-- begin --

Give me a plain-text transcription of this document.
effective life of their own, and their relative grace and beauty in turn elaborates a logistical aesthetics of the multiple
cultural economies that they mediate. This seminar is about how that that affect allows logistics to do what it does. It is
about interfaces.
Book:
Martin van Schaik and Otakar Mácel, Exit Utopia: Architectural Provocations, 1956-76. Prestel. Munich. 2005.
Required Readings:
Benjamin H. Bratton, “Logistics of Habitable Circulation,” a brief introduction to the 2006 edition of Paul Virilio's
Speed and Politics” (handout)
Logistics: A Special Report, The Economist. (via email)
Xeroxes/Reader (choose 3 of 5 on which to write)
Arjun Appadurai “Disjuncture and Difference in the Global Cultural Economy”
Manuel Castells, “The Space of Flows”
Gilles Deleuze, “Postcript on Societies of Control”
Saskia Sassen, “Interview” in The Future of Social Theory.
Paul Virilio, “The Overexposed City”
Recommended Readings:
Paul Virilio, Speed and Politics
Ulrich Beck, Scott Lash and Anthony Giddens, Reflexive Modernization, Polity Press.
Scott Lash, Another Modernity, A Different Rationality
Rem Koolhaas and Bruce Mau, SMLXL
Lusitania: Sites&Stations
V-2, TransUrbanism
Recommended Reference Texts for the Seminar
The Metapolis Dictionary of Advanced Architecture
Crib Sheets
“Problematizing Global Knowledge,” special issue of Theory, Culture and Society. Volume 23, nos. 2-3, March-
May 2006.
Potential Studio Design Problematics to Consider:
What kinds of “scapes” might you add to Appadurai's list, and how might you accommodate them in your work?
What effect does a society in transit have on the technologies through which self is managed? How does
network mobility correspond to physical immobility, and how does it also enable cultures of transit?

-- end --

▸ WHAT YOU HAVE TO DO:
Copy all of the data exactly.

▸ COMPLETED TASK:
Give me a plain-text transcription of this document.
effective life of their own, and their relative grace and beauty in turn elaborates a logistical aesthetics of the multiple
cultural economies that they mediate. This seminar is about how that that affect allows logistics to do what it does. It is
about interfaces.
Book:
Martin van Schaik and Otakar Mácel, Exit Utopia: Architectural Provocations, 1956-76. Prestel. Munich. 2005.
Required Readings:
Benjamin H. Bratton, “Logistics of Habitable Circulation,” a brief introduction to the 2006 edition of Paul Virilio's
Speed and Politics” (handout)
Logistics: A Special Report, The Economist. (via email)
Xeroxes/Reader (choose 3 of 5 on which to write)
Arjun Appadurai “Disjuncture and Difference in the Global Cultural Economy”
Manuel Castells, “The Space of Flows”
Gilles Deleuze, “Postcript on Societies of Control”
Saskia Sassen, “Interview” in The Future of Social Theory.
Paul Virilio, “The Overexposed City”
Recommended Readings:
Paul Virilio, Speed and Politics
Ulrich Beck, Scott Lash and Anthony Giddens, Reflexive Modernization, Polity Press.
Scott Lash, Another Modernity, A Different Rationality
Rem Koolhaas and Bruce Mau, SMLXL
Lusitania: Sites&Stations
V-2, TransUrbanism
Recommended Reference Texts for the Seminar
The Metapolis Dictionary of Advanced Architecture
Crib Sheets
“Problematizing Global Knowledge,” special issue of Theory, Culture and Society. Volume 23, nos. 2-3, March-
May 2006.
Potential Studio Design Problematics to Consider:
What kinds of “scapes” might you add to Appadurai's list, and how might you accommodate them in your work?
What effect does a society in transit have on the technologies through which self is managed? How does
network mobility correspond to physical immobility, and how does it also enable cultures of transit?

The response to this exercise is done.